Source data
start

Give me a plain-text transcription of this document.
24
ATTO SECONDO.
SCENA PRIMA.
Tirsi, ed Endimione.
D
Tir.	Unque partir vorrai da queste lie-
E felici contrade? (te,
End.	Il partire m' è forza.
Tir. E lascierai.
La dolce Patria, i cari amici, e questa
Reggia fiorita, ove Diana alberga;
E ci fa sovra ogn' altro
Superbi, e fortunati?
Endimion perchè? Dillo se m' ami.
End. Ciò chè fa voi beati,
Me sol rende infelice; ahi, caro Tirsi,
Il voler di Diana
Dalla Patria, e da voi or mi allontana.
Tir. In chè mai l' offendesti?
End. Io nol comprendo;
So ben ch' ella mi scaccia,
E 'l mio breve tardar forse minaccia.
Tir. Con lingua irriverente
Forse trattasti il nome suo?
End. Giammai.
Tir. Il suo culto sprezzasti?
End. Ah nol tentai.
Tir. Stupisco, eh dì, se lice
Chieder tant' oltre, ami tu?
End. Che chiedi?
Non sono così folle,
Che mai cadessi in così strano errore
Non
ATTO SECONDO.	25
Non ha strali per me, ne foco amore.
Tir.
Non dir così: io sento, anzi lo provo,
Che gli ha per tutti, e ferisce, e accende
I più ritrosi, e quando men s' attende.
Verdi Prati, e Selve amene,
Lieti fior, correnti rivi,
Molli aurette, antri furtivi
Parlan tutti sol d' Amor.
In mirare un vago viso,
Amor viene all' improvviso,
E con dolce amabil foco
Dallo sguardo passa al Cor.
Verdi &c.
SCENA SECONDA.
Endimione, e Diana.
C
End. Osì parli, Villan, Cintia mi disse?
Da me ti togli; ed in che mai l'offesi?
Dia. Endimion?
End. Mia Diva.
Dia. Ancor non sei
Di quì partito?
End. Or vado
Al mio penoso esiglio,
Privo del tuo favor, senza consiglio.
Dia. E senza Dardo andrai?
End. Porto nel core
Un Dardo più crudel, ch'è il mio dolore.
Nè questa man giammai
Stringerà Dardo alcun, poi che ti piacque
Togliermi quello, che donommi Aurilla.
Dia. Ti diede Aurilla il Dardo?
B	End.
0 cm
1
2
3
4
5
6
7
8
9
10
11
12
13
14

end

Direction. Reply with one number only: the count of lines in the entries that contain "tutti".

Output of the task. 2